Set exercise: Copy each line containing the word "CHINAZ" from the records that follow, please.

Input records:
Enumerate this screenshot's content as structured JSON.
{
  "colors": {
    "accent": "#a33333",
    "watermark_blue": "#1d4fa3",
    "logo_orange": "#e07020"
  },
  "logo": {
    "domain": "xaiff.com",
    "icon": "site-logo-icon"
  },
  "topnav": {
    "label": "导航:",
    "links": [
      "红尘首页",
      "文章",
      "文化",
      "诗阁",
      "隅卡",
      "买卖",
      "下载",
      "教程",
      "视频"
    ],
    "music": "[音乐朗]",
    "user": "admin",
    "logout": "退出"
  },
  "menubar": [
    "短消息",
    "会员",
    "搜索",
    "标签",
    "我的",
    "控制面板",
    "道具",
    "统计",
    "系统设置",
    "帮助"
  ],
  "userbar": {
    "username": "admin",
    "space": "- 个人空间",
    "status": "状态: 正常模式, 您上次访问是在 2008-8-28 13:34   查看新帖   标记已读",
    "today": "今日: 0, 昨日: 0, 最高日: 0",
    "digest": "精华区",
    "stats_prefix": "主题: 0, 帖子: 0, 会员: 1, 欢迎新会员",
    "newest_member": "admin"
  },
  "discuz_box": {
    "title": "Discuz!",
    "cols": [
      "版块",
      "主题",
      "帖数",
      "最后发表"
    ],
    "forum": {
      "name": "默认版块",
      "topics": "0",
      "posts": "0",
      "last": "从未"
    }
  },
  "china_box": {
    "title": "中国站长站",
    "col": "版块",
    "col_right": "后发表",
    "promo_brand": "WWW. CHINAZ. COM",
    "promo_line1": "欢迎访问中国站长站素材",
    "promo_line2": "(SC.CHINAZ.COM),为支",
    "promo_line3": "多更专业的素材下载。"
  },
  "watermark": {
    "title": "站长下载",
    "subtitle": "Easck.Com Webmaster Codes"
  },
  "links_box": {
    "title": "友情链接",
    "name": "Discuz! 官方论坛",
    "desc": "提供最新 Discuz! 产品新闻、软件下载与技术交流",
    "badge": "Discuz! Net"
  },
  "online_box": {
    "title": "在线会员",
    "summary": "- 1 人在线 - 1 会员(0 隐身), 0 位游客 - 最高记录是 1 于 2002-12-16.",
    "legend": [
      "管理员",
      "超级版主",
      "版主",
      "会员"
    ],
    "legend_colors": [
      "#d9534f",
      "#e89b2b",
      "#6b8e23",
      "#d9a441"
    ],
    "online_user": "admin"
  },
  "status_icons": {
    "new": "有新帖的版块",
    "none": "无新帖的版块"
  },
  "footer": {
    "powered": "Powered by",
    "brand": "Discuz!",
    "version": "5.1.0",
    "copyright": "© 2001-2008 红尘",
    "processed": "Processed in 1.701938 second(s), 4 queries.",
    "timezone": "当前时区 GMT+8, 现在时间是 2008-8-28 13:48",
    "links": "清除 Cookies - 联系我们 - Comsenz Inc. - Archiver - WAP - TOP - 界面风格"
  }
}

Response:
    "promo_brand": "WWW. CHINAZ. COM",
    "promo_line2": "(SC.CHINAZ.COM),为支",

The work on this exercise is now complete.